- To be done -
Scan the entries below and extract each line with the word "zgodności" in it.

- Task data -
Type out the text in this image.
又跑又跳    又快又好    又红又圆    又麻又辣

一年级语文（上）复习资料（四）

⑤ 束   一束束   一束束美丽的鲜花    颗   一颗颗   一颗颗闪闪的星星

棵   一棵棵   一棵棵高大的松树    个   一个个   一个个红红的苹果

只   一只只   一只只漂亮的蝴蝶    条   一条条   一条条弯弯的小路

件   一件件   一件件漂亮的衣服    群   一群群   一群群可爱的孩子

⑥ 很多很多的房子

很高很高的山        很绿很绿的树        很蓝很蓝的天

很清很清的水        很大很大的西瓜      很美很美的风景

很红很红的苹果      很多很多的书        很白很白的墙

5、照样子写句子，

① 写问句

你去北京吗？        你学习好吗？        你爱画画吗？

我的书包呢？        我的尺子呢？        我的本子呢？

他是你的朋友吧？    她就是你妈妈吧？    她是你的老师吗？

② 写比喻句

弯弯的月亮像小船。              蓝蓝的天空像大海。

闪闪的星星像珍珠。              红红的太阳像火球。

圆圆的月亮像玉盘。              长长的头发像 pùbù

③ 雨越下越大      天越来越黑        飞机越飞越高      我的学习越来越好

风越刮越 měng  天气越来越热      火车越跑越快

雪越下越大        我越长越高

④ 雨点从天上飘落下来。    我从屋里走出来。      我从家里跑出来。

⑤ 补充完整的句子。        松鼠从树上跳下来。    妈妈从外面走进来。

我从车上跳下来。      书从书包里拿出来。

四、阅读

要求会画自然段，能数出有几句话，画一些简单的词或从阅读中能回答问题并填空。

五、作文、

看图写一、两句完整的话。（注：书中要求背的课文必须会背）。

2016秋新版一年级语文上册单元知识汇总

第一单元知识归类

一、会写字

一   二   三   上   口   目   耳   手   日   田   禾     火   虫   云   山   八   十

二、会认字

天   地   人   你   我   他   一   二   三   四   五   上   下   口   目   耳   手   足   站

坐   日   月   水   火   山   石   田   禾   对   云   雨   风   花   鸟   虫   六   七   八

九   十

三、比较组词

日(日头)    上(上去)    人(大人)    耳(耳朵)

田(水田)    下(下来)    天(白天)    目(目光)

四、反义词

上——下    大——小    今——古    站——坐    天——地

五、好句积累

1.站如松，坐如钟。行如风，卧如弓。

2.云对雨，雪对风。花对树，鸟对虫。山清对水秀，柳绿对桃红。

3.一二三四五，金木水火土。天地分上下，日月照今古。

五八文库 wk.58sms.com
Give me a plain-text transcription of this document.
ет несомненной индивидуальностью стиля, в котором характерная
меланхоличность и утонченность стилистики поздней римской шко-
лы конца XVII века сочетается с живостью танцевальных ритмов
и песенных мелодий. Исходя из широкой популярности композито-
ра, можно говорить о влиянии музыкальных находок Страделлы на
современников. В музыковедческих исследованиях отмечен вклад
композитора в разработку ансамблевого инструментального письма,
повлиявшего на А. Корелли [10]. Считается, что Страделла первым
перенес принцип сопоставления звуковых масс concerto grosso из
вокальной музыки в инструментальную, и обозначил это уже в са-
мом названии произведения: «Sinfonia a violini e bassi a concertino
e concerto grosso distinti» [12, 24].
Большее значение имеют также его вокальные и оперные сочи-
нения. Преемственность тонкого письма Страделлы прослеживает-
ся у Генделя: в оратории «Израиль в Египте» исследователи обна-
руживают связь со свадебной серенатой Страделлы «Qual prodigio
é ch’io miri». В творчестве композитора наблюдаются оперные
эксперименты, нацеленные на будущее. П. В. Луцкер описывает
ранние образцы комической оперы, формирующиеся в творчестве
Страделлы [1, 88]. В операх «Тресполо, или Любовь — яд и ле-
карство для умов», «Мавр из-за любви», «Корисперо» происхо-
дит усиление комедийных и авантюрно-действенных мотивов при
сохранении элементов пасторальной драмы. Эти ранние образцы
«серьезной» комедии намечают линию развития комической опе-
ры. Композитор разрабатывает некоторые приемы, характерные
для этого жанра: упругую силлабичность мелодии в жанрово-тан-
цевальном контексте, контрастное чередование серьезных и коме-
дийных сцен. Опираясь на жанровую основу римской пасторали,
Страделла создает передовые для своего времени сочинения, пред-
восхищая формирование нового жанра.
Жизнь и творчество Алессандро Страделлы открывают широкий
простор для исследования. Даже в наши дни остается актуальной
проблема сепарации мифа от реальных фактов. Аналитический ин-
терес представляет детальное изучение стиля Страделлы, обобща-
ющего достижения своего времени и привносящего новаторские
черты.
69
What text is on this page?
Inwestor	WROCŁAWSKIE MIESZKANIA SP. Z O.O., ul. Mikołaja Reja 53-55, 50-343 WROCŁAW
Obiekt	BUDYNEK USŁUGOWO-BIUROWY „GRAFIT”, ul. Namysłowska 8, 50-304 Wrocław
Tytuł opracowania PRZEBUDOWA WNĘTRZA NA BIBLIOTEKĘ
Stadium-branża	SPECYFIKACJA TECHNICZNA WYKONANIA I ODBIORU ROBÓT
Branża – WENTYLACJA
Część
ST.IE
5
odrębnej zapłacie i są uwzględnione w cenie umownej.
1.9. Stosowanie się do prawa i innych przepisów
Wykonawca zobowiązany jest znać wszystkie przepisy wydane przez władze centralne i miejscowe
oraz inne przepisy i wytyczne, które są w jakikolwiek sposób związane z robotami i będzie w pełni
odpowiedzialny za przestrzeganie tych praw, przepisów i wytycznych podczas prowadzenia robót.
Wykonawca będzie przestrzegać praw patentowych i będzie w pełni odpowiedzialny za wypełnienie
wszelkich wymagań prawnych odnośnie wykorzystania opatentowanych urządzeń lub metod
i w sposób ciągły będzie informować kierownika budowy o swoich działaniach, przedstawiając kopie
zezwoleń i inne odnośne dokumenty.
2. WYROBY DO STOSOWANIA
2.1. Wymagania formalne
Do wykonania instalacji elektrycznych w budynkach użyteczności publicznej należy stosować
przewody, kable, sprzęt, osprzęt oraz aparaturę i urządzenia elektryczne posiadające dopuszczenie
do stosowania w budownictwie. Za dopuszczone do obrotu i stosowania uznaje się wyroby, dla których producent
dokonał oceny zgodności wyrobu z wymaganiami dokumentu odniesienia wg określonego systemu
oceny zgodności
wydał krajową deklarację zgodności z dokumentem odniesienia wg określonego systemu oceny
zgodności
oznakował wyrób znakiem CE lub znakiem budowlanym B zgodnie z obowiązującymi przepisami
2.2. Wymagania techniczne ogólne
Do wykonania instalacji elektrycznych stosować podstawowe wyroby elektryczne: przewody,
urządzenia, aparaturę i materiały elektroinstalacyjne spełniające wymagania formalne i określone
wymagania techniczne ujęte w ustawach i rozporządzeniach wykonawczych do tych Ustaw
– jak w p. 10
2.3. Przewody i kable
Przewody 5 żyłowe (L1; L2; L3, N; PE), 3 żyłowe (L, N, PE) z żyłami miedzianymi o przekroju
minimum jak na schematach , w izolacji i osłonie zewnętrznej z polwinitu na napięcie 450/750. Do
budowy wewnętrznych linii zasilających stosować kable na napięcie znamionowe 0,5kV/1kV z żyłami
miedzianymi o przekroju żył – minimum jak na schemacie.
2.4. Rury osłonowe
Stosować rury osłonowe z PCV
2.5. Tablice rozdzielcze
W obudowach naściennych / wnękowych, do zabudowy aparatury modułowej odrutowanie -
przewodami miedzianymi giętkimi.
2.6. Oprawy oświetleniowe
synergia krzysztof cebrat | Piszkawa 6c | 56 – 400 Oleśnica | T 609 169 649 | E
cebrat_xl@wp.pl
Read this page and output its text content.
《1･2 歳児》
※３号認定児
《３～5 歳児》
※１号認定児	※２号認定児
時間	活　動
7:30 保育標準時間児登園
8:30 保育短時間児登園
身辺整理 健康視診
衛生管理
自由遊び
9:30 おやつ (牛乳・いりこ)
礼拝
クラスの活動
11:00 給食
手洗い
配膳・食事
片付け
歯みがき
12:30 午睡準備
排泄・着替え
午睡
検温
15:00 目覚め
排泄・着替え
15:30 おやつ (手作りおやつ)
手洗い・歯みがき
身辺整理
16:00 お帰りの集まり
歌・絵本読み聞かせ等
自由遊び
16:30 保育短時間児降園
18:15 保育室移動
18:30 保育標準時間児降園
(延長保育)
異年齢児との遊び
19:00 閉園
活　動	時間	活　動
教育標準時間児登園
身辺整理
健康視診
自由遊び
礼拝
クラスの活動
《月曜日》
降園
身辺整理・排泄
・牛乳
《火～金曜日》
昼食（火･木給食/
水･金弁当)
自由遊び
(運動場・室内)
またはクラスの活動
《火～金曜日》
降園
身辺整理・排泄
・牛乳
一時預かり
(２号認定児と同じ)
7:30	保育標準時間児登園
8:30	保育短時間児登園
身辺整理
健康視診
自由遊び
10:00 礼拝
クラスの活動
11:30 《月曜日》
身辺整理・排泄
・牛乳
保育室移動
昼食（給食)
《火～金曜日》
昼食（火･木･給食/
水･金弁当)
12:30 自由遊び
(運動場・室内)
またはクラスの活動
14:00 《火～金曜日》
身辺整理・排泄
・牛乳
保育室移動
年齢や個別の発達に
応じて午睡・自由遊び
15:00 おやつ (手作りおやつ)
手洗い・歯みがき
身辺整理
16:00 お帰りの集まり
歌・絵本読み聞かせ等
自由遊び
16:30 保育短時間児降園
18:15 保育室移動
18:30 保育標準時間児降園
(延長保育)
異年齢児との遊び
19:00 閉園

- Solution for this exercise -
dokonał oceny zgodności wyrobu z wymaganiami dokumentu odniesienia wg określonego systemu
oceny zgodności
wydał krajową deklarację zgodności z dokumentem odniesienia wg określonego systemu oceny
zgodności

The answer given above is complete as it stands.